TO BE DONE: Write the records out again, precisely as they stand.

DATA FOR PROCESSING:
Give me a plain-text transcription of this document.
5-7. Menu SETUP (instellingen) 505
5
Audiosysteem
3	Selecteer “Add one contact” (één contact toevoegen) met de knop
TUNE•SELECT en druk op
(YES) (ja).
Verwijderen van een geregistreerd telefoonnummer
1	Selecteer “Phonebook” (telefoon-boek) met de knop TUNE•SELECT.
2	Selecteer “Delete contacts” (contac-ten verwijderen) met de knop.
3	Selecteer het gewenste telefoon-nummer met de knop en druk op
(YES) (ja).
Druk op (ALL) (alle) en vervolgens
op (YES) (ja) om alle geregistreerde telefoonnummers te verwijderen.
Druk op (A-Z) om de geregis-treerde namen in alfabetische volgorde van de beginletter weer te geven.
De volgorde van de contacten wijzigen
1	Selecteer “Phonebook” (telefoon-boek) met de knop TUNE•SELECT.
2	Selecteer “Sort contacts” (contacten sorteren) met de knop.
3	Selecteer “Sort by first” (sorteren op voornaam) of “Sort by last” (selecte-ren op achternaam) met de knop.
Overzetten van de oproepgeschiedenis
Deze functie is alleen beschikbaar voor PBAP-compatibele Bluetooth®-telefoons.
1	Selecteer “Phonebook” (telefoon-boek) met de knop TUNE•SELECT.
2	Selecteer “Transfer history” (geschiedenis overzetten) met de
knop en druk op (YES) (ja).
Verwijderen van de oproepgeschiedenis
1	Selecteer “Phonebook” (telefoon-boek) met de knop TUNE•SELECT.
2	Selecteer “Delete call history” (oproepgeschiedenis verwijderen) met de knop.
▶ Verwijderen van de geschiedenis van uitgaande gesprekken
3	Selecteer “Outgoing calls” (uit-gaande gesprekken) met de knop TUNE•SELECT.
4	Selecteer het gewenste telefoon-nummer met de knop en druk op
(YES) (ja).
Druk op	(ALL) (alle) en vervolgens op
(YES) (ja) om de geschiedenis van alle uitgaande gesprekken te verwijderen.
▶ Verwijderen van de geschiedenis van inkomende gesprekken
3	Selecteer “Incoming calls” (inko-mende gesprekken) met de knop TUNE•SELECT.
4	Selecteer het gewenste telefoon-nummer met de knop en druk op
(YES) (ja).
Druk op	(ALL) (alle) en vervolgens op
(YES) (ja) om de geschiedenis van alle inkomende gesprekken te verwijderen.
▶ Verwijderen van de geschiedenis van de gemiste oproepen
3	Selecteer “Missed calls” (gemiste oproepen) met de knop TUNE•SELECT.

COMPLETED EXERCISE:
Give me a plain-text transcription of this document.
5-7. Menu SETUP (instellingen) 505
5
Audiosysteem
3	Selecteer “Add one contact” (één contact toevoegen) met de knop
TUNE•SELECT en druk op
(YES) (ja).
Verwijderen van een geregistreerd telefoonnummer
1	Selecteer “Phonebook” (telefoon-boek) met de knop TUNE•SELECT.
2	Selecteer “Delete contacts” (contac-ten verwijderen) met de knop.
3	Selecteer het gewenste telefoon-nummer met de knop en druk op
(YES) (ja).
Druk op (ALL) (alle) en vervolgens
op (YES) (ja) om alle geregistreerde telefoonnummers te verwijderen.
Druk op (A-Z) om de geregis-treerde namen in alfabetische volgorde van de beginletter weer te geven.
De volgorde van de contacten wijzigen
1	Selecteer “Phonebook” (telefoon-boek) met de knop TUNE•SELECT.
2	Selecteer “Sort contacts” (contacten sorteren) met de knop.
3	Selecteer “Sort by first” (sorteren op voornaam) of “Sort by last” (selecte-ren op achternaam) met de knop.
Overzetten van de oproepgeschiedenis
Deze functie is alleen beschikbaar voor PBAP-compatibele Bluetooth®-telefoons.
1	Selecteer “Phonebook” (telefoon-boek) met de knop TUNE•SELECT.
2	Selecteer “Transfer history” (geschiedenis overzetten) met de
knop en druk op (YES) (ja).
Verwijderen van de oproepgeschiedenis
1	Selecteer “Phonebook” (telefoon-boek) met de knop TUNE•SELECT.
2	Selecteer “Delete call history” (oproepgeschiedenis verwijderen) met de knop.
▶ Verwijderen van de geschiedenis van uitgaande gesprekken
3	Selecteer “Outgoing calls” (uit-gaande gesprekken) met de knop TUNE•SELECT.
4	Selecteer het gewenste telefoon-nummer met de knop en druk op
(YES) (ja).
Druk op	(ALL) (alle) en vervolgens op
(YES) (ja) om de geschiedenis van alle uitgaande gesprekken te verwijderen.
▶ Verwijderen van de geschiedenis van inkomende gesprekken
3	Selecteer “Incoming calls” (inko-mende gesprekken) met de knop TUNE•SELECT.
4	Selecteer het gewenste telefoon-nummer met de knop en druk op
(YES) (ja).
Druk op	(ALL) (alle) en vervolgens op
(YES) (ja) om de geschiedenis van alle inkomende gesprekken te verwijderen.
▶ Verwijderen van de geschiedenis van de gemiste oproepen
3	Selecteer “Missed calls” (gemiste oproepen) met de knop TUNE•SELECT.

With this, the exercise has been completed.